━━ Data shown ━━

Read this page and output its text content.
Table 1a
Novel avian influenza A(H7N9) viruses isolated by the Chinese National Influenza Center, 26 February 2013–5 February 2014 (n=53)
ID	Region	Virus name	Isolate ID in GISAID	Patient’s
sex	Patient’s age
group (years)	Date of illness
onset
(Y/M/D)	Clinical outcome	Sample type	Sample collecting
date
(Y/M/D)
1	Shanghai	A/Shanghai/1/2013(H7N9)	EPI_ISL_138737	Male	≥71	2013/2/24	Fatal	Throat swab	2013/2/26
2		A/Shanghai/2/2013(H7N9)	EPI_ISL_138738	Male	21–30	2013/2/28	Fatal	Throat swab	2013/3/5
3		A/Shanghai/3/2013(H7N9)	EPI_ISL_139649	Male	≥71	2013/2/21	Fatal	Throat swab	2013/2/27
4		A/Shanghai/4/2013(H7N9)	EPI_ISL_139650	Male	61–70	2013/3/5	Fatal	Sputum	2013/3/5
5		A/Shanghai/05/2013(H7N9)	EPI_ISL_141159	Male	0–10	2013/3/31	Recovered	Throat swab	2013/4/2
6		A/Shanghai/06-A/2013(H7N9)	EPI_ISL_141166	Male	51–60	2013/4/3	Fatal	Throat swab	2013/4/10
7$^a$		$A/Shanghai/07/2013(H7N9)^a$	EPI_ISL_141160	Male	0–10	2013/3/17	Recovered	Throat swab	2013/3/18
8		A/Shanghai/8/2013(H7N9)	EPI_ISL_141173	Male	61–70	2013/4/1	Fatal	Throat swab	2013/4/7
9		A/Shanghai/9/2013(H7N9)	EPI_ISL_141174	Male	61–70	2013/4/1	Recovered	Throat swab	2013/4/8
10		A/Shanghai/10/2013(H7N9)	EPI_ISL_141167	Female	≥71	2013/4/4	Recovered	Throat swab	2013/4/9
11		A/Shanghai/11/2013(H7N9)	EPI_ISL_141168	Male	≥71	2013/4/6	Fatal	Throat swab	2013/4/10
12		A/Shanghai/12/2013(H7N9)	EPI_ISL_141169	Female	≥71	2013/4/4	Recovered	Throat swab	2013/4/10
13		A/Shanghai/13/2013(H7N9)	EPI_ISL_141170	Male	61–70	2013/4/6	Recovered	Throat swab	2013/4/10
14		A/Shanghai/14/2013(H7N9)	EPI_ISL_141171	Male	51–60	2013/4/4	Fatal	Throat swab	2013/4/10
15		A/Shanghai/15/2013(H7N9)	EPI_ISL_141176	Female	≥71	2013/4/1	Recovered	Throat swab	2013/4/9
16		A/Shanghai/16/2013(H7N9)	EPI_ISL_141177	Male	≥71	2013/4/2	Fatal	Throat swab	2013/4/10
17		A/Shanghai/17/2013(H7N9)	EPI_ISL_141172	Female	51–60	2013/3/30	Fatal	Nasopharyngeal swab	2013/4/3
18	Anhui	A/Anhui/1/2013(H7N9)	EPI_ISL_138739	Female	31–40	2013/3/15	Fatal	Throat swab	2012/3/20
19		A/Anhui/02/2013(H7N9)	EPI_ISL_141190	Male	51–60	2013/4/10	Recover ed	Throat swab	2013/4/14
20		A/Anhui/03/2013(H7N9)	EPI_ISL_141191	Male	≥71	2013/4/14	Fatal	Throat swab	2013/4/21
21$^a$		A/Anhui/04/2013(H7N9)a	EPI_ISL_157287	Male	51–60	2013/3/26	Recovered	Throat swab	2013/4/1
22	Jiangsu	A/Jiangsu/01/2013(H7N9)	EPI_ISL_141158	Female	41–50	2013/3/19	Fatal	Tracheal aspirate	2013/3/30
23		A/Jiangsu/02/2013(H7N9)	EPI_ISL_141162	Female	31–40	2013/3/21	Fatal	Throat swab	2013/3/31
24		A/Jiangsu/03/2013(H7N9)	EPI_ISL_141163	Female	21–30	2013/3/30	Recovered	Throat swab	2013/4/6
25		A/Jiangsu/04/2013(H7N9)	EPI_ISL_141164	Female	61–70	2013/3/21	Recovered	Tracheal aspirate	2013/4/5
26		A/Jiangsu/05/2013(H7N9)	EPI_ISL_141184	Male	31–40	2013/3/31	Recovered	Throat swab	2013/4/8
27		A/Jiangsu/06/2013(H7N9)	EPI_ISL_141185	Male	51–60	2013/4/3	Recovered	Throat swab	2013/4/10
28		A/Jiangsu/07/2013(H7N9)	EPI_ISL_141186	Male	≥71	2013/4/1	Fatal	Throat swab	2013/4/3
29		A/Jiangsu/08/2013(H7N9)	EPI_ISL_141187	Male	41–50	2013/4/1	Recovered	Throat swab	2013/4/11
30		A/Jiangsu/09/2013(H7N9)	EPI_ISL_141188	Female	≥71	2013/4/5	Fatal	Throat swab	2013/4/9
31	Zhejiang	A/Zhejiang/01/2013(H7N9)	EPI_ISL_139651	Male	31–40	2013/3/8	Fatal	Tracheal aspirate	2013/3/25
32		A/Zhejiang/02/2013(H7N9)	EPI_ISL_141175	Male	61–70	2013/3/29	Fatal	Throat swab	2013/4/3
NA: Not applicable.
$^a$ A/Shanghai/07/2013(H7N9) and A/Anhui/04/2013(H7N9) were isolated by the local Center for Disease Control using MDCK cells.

━━━

| Problem details |
Above are lines of data; count those that hold "Anhui" and answer with the number only.

| Answer below |
5